> Dataset content

****

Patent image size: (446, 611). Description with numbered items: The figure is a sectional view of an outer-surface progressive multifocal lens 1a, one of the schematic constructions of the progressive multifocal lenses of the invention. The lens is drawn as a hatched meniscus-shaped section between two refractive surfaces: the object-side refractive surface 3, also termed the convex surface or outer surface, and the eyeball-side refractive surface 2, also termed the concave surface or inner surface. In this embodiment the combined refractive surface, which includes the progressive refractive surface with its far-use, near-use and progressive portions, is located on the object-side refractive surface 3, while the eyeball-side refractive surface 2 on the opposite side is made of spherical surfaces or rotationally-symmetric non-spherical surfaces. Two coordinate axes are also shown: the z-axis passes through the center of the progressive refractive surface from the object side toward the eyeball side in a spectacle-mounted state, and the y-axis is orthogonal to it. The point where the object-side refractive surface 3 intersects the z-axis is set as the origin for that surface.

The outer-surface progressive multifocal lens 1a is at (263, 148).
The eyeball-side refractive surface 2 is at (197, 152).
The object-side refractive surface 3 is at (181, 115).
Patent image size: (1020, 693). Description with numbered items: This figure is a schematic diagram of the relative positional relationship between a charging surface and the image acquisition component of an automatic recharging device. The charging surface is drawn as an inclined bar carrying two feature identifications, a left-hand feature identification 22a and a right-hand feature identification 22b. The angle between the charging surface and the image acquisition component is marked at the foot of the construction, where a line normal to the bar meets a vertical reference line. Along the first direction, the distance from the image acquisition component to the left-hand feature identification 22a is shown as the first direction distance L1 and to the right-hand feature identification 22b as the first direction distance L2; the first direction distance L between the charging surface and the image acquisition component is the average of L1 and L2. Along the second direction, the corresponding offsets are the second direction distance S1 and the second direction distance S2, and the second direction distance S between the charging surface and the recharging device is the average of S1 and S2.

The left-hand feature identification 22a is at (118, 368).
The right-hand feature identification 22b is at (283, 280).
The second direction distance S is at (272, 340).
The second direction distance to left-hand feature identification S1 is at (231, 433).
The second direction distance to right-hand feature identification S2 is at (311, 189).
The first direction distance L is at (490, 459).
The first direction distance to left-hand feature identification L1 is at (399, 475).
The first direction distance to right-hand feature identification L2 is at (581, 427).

****

> Given instruction
Pull out each line from the items above that contains the string "side". Case counts.

> Response to the task
Patent image size: (446, 611). Description with numbered items: The figure is a sectional view of an outer-surface progressive multifocal lens 1a, one of the schematic constructions of the progressive multifocal lenses of the invention. The lens is drawn as a hatched meniscus-shaped section between two refractive surfaces: the object-side refractive surface 3, also termed the convex surface or outer surface, and the eyeball-side refractive surface 2, also termed the concave surface or inner surface. In this embodiment the combined refractive surface, which includes the progressive refractive surface with its far-use, near-use and progressive portions, is located on the object-side refractive surface 3, while the eyeball-side refractive surface 2 on the opposite side is made of spherical surfaces or rotationally-symmetric non-spherical surfaces. Two coordinate axes are also shown: the z-axis passes through the center of the progressive refractive surface from the object side toward the eyeball side in a spectacle-mounted state, and the y-axis is orthogonal to it. The point where the object-side refractive surface 3 intersects the z-axis is set as the origin for that surface.
The eyeball-side refractive surface 2 is at (197, 152).
The object-side refractive surface 3 is at (181, 115).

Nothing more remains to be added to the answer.